> **Given data**

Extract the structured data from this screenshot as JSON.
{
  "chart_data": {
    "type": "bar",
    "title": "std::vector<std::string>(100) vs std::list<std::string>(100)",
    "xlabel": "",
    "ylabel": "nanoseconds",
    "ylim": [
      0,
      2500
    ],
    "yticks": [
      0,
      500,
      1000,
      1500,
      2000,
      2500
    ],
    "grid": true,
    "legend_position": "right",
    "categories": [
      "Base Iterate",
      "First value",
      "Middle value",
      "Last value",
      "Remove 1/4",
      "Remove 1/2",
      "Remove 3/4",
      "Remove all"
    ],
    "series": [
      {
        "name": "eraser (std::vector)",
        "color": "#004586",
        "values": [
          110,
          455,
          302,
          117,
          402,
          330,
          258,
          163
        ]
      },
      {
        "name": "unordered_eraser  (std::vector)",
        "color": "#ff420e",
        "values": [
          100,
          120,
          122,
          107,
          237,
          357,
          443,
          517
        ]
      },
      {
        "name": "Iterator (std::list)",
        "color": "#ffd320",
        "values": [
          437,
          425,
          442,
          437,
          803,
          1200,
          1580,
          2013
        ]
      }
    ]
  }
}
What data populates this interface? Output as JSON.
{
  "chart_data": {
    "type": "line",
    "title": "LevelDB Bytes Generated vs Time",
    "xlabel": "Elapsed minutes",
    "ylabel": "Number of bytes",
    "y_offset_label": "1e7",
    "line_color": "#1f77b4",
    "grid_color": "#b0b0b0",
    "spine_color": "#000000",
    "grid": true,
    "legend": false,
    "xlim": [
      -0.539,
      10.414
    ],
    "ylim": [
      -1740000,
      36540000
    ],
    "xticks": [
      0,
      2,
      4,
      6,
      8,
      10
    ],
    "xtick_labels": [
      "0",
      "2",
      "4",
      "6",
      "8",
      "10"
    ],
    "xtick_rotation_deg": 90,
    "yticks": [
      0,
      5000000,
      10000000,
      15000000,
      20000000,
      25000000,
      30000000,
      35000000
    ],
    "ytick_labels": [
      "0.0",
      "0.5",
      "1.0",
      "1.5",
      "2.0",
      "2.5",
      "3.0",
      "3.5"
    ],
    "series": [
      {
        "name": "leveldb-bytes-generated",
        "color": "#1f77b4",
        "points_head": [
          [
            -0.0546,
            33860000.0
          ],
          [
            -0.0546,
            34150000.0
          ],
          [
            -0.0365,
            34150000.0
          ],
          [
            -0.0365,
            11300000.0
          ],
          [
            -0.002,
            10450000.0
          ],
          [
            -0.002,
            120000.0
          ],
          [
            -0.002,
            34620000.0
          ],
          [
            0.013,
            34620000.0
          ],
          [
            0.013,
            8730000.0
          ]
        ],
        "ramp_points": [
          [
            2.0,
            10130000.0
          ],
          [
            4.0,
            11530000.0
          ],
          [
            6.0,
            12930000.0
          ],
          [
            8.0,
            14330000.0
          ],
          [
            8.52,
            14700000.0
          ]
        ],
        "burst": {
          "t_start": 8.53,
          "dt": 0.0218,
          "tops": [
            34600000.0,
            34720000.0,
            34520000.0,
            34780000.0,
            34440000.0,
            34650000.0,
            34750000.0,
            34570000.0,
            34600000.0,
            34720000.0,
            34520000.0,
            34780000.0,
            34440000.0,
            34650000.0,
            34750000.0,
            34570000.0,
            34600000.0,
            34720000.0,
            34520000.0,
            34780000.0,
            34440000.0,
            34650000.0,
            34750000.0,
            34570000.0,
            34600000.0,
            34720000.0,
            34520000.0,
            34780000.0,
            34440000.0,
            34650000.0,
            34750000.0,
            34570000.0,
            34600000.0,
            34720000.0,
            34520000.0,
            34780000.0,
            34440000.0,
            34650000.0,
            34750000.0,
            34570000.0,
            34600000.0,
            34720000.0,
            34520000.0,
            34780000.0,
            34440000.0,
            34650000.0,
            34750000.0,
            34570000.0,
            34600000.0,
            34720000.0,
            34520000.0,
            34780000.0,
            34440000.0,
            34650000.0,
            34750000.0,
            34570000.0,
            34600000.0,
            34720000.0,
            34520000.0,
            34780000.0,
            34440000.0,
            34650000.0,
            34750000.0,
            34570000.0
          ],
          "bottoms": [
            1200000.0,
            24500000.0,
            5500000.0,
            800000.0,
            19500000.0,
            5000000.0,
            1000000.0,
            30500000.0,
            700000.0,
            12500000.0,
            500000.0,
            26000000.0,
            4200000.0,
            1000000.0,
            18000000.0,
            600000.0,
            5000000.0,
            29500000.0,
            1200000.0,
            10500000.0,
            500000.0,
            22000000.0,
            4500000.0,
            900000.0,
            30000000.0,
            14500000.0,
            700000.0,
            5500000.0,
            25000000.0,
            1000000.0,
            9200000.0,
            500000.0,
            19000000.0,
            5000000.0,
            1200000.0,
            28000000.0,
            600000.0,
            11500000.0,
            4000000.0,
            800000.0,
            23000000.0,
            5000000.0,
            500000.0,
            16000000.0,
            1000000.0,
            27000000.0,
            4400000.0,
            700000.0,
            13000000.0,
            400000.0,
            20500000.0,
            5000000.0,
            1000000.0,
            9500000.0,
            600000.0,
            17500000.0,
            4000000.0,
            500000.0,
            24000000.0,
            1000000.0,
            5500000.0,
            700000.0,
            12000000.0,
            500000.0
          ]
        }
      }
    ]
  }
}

> **Task objective**
Answer with one number only: how many lines above contain the word "Remove".

> **Solution to this exercise**
4